─── The data ───

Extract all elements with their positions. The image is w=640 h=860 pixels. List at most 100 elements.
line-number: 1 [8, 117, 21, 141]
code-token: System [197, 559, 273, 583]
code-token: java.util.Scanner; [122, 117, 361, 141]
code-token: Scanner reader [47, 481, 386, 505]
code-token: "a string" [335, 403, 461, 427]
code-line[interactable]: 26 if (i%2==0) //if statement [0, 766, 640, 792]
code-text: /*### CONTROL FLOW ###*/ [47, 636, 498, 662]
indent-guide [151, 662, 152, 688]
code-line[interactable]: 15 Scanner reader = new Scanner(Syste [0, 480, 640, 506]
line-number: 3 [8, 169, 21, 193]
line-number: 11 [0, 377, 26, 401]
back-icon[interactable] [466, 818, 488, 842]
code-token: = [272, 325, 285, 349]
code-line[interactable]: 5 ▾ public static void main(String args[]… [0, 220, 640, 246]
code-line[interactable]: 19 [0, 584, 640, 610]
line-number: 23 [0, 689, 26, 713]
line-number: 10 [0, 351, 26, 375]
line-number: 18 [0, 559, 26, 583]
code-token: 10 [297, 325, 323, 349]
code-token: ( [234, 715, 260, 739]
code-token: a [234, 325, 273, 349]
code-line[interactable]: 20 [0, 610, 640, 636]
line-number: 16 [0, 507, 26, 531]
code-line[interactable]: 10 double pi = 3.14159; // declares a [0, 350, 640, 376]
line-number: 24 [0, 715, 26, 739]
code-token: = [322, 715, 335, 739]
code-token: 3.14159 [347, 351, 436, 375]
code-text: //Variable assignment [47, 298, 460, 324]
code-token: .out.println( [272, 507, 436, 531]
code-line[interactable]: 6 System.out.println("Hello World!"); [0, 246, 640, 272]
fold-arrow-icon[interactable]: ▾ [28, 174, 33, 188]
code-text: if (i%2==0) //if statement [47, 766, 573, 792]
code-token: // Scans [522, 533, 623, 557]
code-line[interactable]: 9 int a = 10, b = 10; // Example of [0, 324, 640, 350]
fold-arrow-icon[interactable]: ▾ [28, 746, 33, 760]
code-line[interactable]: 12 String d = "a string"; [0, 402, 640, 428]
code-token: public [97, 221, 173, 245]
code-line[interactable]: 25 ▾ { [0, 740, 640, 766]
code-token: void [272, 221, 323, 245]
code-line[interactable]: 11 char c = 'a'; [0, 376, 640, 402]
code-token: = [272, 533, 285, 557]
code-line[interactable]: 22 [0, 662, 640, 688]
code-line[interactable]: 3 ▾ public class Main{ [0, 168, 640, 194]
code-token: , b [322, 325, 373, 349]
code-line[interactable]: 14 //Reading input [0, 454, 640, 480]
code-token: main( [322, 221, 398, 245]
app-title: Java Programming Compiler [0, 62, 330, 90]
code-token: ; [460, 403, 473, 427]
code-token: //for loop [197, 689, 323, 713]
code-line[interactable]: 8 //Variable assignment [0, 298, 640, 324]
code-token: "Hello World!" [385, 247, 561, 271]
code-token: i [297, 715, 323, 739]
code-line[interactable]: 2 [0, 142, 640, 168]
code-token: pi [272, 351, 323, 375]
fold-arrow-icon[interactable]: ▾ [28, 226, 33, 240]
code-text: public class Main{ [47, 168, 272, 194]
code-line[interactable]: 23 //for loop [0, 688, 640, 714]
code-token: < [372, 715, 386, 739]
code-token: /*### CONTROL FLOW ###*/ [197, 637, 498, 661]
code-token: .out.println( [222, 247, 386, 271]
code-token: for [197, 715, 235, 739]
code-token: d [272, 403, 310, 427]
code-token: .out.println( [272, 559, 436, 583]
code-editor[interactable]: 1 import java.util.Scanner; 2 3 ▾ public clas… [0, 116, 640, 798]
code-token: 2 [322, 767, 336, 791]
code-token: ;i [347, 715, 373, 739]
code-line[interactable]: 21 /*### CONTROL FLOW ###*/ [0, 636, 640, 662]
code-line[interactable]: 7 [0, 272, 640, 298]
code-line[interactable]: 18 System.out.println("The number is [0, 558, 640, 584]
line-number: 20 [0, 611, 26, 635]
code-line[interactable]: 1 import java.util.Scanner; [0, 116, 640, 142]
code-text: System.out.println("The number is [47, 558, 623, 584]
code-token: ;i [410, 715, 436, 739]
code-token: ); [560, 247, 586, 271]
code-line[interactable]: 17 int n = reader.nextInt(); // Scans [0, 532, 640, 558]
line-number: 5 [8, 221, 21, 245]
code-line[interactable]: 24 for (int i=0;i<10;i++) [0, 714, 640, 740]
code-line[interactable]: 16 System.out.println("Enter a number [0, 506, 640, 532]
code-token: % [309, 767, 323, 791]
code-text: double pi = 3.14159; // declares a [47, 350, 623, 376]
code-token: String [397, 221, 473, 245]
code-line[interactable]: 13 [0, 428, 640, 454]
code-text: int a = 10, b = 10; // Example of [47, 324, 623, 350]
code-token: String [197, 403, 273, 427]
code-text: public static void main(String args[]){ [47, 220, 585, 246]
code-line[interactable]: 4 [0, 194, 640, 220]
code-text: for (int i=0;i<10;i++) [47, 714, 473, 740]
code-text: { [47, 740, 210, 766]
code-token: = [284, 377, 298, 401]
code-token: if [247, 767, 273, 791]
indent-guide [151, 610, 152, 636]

───
─── The data ───

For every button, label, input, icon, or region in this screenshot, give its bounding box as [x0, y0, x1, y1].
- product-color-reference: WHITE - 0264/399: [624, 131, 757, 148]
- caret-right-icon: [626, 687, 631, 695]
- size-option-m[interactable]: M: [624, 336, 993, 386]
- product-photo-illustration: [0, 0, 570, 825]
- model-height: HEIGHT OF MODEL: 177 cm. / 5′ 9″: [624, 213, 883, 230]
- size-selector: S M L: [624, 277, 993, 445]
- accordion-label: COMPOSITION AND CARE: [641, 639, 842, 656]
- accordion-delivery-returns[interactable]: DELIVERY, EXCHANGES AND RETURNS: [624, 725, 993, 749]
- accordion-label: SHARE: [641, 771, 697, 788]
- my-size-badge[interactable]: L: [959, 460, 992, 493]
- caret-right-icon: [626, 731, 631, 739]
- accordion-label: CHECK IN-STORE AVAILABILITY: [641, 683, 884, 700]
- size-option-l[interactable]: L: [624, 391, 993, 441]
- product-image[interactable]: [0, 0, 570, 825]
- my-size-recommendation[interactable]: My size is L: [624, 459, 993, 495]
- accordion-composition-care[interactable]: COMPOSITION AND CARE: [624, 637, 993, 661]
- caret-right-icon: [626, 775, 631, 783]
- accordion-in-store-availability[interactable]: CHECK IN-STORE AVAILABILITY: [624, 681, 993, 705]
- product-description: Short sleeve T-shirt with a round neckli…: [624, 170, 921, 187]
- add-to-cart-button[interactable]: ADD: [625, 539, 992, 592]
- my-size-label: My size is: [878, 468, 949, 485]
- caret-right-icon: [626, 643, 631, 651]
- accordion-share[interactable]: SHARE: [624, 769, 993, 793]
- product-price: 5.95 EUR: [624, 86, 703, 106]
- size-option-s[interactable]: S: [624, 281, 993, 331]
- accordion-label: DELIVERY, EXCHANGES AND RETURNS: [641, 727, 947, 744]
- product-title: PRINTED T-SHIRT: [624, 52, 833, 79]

───

Copy the items starting at the line containing "Extract all elements" and ending at the line containing "indent-guide [151, 662, 152, 688]", both included, with nothing changed.

Extract all elements with their positions. The image is w=640 h=860 pixels. List at most 100 elements.
line-number: 1 [8, 117, 21, 141]
code-token: System [197, 559, 273, 583]
code-token: java.util.Scanner; [122, 117, 361, 141]
code-token: Scanner reader [47, 481, 386, 505]
code-token: "a string" [335, 403, 461, 427]
code-line[interactable]: 26 if (i%2==0) //if statement [0, 766, 640, 792]
code-text: /*### CONTROL FLOW ###*/ [47, 636, 498, 662]
indent-guide [151, 662, 152, 688]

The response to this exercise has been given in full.